Provided material:
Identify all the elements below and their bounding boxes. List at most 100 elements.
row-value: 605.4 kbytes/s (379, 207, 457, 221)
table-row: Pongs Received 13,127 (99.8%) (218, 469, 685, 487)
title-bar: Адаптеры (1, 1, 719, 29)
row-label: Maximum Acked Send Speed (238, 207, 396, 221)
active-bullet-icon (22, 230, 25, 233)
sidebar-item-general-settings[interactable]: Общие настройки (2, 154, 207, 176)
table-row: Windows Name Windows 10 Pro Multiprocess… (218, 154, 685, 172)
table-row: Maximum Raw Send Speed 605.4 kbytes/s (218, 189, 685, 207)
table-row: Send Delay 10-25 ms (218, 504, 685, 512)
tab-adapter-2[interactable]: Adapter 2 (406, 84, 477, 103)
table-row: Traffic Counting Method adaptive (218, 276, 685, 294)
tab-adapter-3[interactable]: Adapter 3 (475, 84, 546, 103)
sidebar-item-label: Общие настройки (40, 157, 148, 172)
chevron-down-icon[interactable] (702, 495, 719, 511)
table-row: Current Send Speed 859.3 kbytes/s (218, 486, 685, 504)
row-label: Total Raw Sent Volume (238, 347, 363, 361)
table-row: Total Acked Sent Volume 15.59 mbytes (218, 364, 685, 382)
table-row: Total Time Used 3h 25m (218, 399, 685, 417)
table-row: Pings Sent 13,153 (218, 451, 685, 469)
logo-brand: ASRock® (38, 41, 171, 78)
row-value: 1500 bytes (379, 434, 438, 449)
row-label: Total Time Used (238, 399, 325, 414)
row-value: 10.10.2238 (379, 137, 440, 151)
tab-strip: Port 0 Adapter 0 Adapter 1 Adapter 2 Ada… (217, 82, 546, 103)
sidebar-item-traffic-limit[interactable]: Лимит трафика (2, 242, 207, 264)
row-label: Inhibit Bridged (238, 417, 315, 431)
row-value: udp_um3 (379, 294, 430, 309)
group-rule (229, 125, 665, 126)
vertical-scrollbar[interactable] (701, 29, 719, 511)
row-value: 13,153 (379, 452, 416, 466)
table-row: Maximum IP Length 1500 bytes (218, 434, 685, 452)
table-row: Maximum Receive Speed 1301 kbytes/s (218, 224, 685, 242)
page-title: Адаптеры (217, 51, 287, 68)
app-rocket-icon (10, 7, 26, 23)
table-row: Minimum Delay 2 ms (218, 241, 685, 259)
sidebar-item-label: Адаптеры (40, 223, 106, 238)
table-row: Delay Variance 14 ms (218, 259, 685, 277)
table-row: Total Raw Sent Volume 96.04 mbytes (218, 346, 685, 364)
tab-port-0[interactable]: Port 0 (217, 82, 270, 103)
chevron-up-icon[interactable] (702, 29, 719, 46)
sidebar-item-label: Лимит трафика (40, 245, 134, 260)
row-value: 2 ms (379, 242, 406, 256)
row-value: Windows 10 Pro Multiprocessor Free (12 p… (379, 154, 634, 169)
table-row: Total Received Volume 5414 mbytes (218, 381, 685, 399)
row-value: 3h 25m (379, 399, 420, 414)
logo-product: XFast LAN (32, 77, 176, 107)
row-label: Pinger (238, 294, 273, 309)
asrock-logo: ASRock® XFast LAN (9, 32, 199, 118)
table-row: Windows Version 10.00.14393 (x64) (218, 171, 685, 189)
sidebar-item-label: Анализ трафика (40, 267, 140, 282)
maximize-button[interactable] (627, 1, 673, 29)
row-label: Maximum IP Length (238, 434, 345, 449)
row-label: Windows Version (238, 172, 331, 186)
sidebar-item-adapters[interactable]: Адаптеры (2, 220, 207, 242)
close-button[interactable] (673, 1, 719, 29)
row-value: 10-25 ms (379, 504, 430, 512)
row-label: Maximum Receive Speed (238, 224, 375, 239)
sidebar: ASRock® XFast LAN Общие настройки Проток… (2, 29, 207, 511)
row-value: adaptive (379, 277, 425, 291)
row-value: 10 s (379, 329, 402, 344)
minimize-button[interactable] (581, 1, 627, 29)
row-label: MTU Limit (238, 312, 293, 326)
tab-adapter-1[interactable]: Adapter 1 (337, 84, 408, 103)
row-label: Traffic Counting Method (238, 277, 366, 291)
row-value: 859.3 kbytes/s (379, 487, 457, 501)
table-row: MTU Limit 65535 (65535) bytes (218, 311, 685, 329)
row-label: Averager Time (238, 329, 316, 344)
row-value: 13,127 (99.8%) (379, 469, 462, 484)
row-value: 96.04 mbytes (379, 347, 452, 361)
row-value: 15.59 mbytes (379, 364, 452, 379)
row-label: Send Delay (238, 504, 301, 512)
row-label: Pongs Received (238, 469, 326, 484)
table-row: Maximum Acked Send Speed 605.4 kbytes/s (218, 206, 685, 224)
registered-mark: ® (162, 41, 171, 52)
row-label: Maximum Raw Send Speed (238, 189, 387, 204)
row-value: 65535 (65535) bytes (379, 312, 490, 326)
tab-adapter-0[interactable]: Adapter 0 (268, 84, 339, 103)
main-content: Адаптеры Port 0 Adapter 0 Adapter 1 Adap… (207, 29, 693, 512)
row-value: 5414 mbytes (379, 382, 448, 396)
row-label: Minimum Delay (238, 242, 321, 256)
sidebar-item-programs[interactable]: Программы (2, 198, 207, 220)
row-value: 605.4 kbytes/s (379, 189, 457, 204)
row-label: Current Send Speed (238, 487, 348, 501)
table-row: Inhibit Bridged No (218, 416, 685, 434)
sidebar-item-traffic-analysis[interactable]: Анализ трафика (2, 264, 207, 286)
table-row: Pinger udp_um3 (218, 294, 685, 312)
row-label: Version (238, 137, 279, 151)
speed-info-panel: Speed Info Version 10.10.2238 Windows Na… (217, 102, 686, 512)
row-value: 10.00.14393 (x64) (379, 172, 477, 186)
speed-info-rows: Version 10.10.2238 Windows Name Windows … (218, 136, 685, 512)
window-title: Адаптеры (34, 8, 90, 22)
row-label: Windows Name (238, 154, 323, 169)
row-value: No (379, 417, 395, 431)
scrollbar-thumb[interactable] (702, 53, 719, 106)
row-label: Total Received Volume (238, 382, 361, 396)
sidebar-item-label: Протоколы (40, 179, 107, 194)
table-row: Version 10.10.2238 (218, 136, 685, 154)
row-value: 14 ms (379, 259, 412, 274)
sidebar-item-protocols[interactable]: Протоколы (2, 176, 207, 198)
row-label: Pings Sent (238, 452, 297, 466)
...
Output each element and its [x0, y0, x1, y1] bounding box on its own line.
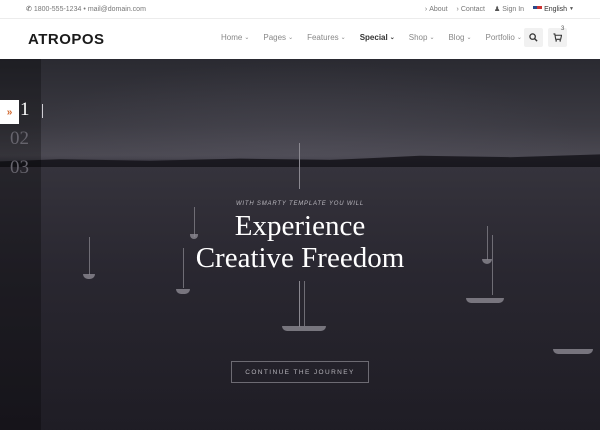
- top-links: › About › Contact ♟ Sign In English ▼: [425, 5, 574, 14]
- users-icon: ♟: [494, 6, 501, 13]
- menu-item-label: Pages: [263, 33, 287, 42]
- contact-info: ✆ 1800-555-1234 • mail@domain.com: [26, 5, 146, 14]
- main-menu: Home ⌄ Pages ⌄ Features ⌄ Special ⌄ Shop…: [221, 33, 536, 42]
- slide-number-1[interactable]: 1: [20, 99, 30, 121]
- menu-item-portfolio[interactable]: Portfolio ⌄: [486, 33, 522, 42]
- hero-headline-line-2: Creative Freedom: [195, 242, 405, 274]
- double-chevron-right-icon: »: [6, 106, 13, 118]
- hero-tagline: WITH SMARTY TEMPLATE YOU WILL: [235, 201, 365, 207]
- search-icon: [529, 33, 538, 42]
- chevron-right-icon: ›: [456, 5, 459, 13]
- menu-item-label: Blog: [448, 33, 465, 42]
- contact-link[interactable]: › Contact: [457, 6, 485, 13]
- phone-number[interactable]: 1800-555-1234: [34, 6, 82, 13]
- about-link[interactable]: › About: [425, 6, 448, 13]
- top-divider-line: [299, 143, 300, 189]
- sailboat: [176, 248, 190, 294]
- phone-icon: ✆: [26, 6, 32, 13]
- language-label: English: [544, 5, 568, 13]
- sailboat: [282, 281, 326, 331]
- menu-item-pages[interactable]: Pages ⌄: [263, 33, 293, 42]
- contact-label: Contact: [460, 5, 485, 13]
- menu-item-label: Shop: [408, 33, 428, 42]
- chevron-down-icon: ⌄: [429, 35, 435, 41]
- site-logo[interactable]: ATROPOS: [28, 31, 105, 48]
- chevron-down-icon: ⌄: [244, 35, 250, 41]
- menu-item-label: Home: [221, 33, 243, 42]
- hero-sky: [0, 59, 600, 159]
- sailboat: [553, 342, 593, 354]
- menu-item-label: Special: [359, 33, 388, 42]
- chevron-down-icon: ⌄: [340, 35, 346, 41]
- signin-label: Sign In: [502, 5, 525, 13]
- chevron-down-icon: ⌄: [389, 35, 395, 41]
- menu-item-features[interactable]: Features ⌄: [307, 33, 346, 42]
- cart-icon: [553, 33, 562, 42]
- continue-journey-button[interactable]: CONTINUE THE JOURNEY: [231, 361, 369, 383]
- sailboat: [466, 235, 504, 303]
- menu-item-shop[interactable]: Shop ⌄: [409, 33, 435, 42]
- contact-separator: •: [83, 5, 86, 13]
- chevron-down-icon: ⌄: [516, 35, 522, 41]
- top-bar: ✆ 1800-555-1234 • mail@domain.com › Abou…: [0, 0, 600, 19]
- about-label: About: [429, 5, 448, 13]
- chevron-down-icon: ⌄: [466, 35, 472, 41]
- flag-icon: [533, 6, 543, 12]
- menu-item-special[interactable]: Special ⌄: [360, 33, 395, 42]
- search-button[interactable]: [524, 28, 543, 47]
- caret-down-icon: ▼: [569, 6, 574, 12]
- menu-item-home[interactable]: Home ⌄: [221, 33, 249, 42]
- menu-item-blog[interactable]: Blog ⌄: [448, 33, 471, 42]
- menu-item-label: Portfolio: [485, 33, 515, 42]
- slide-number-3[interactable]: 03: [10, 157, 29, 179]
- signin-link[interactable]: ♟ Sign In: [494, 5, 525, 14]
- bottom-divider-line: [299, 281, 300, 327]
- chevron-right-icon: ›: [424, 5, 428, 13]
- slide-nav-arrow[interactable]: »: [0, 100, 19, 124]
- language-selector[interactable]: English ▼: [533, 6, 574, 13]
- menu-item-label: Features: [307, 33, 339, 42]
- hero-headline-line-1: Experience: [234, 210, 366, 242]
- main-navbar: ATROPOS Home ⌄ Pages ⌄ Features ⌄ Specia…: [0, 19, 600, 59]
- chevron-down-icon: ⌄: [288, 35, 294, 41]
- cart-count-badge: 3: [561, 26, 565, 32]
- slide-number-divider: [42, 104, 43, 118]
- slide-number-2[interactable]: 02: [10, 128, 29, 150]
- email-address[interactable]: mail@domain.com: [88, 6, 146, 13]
* * *
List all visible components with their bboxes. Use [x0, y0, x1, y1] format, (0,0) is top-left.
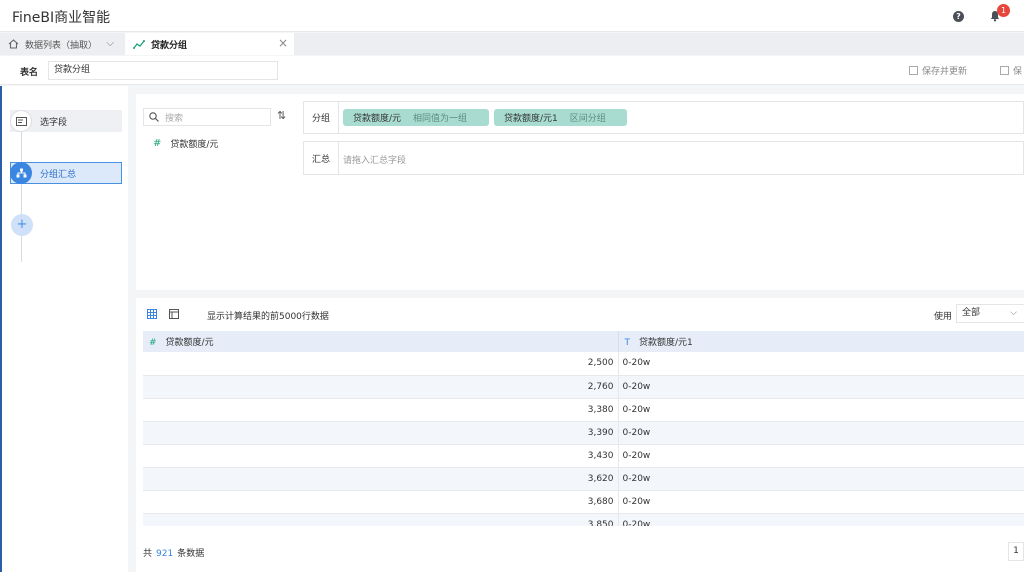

What this task involves:
Starting at the line that contains "Output each element" and ending at the line that contains "- sailboat: [282, 281, 326, 331]", output those lines of the data as a numbered list, skipping blank lines and leaving out any pictures.

Solution for this problem:
1. Output each element and its [x0, y0, x1, y1] bounding box on its own line.
2. - top-links: › About › Contact ♟ Sign In English ▼: [425, 5, 574, 14]
3. - users-icon: ♟: [494, 6, 501, 13]
4. - menu-item-label: Pages: [263, 33, 287, 42]
5. - contact-info: ✆ 1800-555-1234 • mail@domain.com: [26, 5, 146, 14]
6. - main-menu: Home ⌄ Pages ⌄ Features ⌄ Special ⌄ Shop…: [221, 33, 536, 42]
7. - slide-number-1[interactable]: 1: [20, 99, 30, 121]
8. - menu-item-portfolio[interactable]: Portfolio ⌄: [486, 33, 522, 42]
9. - hero-headline-line-2: Creative Freedom: [195, 242, 405, 274]
10. - double-chevron-right-icon: »: [6, 106, 13, 118]
11. - hero-tagline: WITH SMARTY TEMPLATE YOU WILL: [235, 201, 365, 207]
12. - search-icon: [529, 33, 538, 42]
13. - chevron-right-icon: ›: [456, 5, 459, 13]
14. - menu-item-label: Blog: [448, 33, 465, 42]
15. - contact-link[interactable]: › Contact: [457, 6, 485, 13]
16. - phone-number[interactable]: 1800-555-1234: [34, 6, 82, 13]
17. - about-link[interactable]: › About: [425, 6, 448, 13]
18. - top-divider-line: [299, 143, 300, 189]
19. - sailboat: [176, 248, 190, 294]
20. - phone-icon: ✆: [26, 6, 32, 13]
21. - language-label: English: [544, 5, 568, 13]
22. - sailboat: [282, 281, 326, 331]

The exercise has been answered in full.